## Listing
****

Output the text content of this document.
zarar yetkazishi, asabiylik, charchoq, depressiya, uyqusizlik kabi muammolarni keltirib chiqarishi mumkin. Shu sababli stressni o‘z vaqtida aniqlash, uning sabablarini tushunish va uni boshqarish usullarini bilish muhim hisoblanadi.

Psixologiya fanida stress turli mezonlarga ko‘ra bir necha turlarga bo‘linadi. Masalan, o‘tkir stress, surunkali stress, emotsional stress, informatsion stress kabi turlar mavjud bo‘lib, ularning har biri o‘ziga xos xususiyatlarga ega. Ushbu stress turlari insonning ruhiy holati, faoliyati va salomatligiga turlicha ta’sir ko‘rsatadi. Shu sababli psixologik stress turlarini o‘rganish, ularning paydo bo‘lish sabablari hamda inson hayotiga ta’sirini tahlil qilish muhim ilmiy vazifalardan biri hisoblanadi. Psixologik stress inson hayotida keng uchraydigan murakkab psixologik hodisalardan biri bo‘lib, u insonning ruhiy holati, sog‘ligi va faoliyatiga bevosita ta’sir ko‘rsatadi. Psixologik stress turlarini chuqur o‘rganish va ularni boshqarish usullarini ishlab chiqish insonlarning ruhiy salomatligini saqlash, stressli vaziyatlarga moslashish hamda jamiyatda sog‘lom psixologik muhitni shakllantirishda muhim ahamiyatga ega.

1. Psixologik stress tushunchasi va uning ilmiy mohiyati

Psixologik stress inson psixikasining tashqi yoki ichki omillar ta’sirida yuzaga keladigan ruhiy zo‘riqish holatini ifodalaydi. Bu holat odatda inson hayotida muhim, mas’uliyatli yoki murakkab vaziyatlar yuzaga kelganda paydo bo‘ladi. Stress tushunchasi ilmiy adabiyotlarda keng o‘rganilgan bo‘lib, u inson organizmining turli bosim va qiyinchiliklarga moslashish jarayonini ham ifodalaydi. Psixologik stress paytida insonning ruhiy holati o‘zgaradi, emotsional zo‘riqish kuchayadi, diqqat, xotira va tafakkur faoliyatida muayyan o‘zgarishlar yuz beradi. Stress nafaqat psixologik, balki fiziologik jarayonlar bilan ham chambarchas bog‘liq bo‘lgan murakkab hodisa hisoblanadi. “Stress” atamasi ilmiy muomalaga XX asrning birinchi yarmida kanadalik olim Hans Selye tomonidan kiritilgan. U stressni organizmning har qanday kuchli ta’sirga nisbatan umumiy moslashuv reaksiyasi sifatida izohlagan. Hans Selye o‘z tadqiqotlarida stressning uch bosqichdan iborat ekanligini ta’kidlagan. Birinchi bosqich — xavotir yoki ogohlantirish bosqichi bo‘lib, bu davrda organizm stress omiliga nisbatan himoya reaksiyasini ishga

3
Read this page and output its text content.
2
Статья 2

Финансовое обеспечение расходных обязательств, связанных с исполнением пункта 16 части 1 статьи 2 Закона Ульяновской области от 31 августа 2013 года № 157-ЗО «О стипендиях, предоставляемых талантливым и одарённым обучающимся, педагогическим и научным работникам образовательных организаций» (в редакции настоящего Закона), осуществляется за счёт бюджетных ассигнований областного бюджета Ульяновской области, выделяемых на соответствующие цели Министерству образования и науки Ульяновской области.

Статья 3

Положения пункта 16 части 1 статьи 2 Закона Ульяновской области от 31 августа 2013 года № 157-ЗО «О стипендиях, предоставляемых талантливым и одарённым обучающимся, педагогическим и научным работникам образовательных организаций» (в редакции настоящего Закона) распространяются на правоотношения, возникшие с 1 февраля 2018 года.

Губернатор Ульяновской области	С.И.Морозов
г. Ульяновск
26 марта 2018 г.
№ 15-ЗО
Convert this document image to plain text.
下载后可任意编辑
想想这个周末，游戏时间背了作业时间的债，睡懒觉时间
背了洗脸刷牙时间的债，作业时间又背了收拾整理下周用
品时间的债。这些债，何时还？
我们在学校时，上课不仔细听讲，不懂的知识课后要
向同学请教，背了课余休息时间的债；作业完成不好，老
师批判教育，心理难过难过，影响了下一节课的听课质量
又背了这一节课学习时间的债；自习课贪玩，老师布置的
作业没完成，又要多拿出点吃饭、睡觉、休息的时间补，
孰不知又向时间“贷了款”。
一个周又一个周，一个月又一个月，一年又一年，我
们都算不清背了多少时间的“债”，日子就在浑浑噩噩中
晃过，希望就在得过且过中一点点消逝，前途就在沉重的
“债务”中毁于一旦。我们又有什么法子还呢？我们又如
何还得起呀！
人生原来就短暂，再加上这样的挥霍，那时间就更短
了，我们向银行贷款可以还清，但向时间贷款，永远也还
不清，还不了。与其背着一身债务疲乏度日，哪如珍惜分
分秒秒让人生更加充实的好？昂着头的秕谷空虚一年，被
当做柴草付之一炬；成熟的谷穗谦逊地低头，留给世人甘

****

Every entry above needs to be quoted exactly.

Output the text content of this document.
zarar yetkazishi, asabiylik, charchoq, depressiya, uyqusizlik kabi muammolarni keltirib chiqarishi mumkin. Shu sababli stressni o‘z vaqtida aniqlash, uning sabablarini tushunish va uni boshqarish usullarini bilish muhim hisoblanadi.

Psixologiya fanida stress turli mezonlarga ko‘ra bir necha turlarga bo‘linadi. Masalan, o‘tkir stress, surunkali stress, emotsional stress, informatsion stress kabi turlar mavjud bo‘lib, ularning har biri o‘ziga xos xususiyatlarga ega. Ushbu stress turlari insonning ruhiy holati, faoliyati va salomatligiga turlicha ta’sir ko‘rsatadi. Shu sababli psixologik stress turlarini o‘rganish, ularning paydo bo‘lish sabablari hamda inson hayotiga ta’sirini tahlil qilish muhim ilmiy vazifalardan biri hisoblanadi. Psixologik stress inson hayotida keng uchraydigan murakkab psixologik hodisalardan biri bo‘lib, u insonning ruhiy holati, sog‘ligi va faoliyatiga bevosita ta’sir ko‘rsatadi. Psixologik stress turlarini chuqur o‘rganish va ularni boshqarish usullarini ishlab chiqish insonlarning ruhiy salomatligini saqlash, stressli vaziyatlarga moslashish hamda jamiyatda sog‘lom psixologik muhitni shakllantirishda muhim ahamiyatga ega.

1. Psixologik stress tushunchasi va uning ilmiy mohiyati

Psixologik stress inson psixikasining tashqi yoki ichki omillar ta’sirida yuzaga keladigan ruhiy zo‘riqish holatini ifodalaydi. Bu holat odatda inson hayotida muhim, mas’uliyatli yoki murakkab vaziyatlar yuzaga kelganda paydo bo‘ladi. Stress tushunchasi ilmiy adabiyotlarda keng o‘rganilgan bo‘lib, u inson organizmining turli bosim va qiyinchiliklarga moslashish jarayonini ham ifodalaydi. Psixologik stress paytida insonning ruhiy holati o‘zgaradi, emotsional zo‘riqish kuchayadi, diqqat, xotira va tafakkur faoliyatida muayyan o‘zgarishlar yuz beradi. Stress nafaqat psixologik, balki fiziologik jarayonlar bilan ham chambarchas bog‘liq bo‘lgan murakkab hodisa hisoblanadi. “Stress” atamasi ilmiy muomalaga XX asrning birinchi yarmida kanadalik olim Hans Selye tomonidan kiritilgan. U stressni organizmning har qanday kuchli ta’sirga nisbatan umumiy moslashuv reaksiyasi sifatida izohlagan. Hans Selye o‘z tadqiqotlarida stressning uch bosqichdan iborat ekanligini ta’kidlagan. Birinchi bosqich — xavotir yoki ogohlantirish bosqichi bo‘lib, bu davrda organizm stress omiliga nisbatan himoya reaksiyasini ishga

3
Read this page and output its text content.
2
Статья 2

Финансовое обеспечение расходных обязательств, связанных с исполнением пункта 16 части 1 статьи 2 Закона Ульяновской области от 31 августа 2013 года № 157-ЗО «О стипендиях, предоставляемых талантливым и одарённым обучающимся, педагогическим и научным работникам образовательных организаций» (в редакции настоящего Закона), осуществляется за счёт бюджетных ассигнований областного бюджета Ульяновской области, выделяемых на соответствующие цели Министерству образования и науки Ульяновской области.

Статья 3

Положения пункта 16 части 1 статьи 2 Закона Ульяновской области от 31 августа 2013 года № 157-ЗО «О стипендиях, предоставляемых талантливым и одарённым обучающимся, педагогическим и научным работникам образовательных организаций» (в редакции настоящего Закона) распространяются на правоотношения, возникшие с 1 февраля 2018 года.

Губернатор Ульяновской области	С.И.Морозов
г. Ульяновск
26 марта 2018 г.
№ 15-ЗО
Convert this document image to plain text.
下载后可任意编辑
想想这个周末，游戏时间背了作业时间的债，睡懒觉时间
背了洗脸刷牙时间的债，作业时间又背了收拾整理下周用
品时间的债。这些债，何时还？
我们在学校时，上课不仔细听讲，不懂的知识课后要
向同学请教，背了课余休息时间的债；作业完成不好，老
师批判教育，心理难过难过，影响了下一节课的听课质量
又背了这一节课学习时间的债；自习课贪玩，老师布置的
作业没完成，又要多拿出点吃饭、睡觉、休息的时间补，
孰不知又向时间“贷了款”。
一个周又一个周，一个月又一个月，一年又一年，我
们都算不清背了多少时间的“债”，日子就在浑浑噩噩中
晃过，希望就在得过且过中一点点消逝，前途就在沉重的
“债务”中毁于一旦。我们又有什么法子还呢？我们又如
何还得起呀！
人生原来就短暂，再加上这样的挥霍，那时间就更短
了，我们向银行贷款可以还清，但向时间贷款，永远也还
不清，还不了。与其背着一身债务疲乏度日，哪如珍惜分
分秒秒让人生更加充实的好？昂着头的秕谷空虚一年，被
当做柴草付之一炬；成熟的谷穗谦逊地低头，留给世人甘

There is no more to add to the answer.